**GIVEN TASK**.
Records follow. Select each line holding "text".
::: DATA FOR THIS TASK
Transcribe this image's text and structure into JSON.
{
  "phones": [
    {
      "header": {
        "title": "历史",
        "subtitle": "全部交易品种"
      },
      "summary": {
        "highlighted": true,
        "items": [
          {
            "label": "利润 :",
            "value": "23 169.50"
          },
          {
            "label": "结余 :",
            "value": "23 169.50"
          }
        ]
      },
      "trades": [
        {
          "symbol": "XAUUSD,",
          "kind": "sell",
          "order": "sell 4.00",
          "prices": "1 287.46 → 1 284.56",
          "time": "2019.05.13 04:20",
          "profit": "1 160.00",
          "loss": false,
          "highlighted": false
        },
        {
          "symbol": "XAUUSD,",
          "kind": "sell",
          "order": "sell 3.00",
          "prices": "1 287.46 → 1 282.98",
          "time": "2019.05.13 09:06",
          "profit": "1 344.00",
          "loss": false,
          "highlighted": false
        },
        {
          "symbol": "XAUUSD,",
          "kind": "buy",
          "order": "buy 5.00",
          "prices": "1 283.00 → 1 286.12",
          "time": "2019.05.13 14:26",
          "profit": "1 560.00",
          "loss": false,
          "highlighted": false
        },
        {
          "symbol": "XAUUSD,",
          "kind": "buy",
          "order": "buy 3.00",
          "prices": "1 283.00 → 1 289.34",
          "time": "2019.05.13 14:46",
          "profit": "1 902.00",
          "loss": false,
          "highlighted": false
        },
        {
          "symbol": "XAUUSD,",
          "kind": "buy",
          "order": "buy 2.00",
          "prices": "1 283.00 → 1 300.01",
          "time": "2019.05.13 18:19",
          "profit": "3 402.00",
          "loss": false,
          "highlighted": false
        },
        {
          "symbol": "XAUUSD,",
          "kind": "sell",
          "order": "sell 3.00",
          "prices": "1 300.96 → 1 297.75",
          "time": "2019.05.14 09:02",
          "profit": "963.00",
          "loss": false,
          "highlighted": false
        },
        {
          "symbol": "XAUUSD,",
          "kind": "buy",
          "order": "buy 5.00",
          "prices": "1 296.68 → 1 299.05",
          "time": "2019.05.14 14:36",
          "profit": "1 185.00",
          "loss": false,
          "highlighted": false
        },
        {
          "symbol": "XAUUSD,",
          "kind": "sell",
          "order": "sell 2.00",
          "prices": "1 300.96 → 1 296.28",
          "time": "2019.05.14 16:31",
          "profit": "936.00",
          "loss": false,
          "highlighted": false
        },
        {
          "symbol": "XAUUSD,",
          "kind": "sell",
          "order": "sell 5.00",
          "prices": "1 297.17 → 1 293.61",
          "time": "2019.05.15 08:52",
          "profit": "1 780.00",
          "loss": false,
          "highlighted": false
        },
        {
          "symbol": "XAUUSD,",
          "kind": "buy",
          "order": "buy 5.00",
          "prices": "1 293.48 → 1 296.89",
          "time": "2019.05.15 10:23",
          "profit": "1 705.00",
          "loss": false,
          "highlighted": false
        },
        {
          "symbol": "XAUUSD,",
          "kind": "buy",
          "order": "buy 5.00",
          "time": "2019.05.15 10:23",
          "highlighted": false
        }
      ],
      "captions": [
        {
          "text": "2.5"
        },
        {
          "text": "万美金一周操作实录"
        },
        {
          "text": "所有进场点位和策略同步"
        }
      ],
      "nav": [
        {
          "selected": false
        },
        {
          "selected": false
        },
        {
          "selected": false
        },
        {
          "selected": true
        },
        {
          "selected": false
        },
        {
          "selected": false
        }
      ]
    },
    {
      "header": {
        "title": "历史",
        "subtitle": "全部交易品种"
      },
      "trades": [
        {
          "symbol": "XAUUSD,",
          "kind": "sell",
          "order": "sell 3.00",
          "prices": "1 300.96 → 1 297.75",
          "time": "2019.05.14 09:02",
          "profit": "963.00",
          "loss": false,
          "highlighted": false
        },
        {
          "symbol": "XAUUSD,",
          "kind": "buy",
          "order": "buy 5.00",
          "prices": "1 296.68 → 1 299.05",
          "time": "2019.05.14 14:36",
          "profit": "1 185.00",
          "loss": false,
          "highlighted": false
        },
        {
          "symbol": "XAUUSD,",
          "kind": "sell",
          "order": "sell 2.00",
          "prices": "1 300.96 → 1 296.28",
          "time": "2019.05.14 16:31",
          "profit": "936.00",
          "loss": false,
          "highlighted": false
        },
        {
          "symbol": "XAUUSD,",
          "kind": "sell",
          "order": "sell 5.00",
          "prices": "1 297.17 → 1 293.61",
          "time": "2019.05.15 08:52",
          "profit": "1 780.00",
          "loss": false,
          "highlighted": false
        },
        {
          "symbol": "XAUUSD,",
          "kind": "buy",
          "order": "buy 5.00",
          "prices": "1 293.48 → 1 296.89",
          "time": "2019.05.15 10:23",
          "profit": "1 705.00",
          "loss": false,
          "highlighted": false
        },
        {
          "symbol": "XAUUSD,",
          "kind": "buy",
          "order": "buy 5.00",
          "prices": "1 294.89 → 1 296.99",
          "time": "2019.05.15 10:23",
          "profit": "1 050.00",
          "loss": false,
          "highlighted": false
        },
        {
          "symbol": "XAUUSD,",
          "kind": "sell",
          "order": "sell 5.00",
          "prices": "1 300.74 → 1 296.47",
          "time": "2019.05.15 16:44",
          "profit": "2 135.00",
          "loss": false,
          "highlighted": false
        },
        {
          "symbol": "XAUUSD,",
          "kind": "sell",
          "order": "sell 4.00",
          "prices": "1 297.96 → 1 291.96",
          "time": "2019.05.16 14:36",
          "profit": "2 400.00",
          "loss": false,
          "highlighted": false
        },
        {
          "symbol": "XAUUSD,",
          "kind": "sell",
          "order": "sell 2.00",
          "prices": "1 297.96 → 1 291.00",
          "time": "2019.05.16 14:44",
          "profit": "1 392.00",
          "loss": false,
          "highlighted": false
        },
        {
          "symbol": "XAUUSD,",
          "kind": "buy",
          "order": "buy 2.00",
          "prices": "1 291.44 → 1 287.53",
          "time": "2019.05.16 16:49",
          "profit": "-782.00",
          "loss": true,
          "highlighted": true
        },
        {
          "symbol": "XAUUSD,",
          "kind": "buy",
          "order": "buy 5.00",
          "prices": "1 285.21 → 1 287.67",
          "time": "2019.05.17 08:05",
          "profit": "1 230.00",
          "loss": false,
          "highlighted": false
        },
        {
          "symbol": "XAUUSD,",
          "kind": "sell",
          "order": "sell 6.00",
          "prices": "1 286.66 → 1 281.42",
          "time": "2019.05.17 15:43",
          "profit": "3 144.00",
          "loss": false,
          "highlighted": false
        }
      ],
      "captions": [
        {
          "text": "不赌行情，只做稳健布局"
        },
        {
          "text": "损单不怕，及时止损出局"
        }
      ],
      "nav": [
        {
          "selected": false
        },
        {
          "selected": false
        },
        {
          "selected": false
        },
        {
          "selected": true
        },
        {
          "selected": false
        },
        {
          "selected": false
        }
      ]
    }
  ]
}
::::::
**REPLY TO THE EXERCISE**.
Transcribe this image's text and structure into JSON.
          "text": "2.5"
          "text": "万美金一周操作实录"
          "text": "所有进场点位和策略同步"
          "text": "不赌行情，只做稳健布局"
          "text": "损单不怕，及时止损出局"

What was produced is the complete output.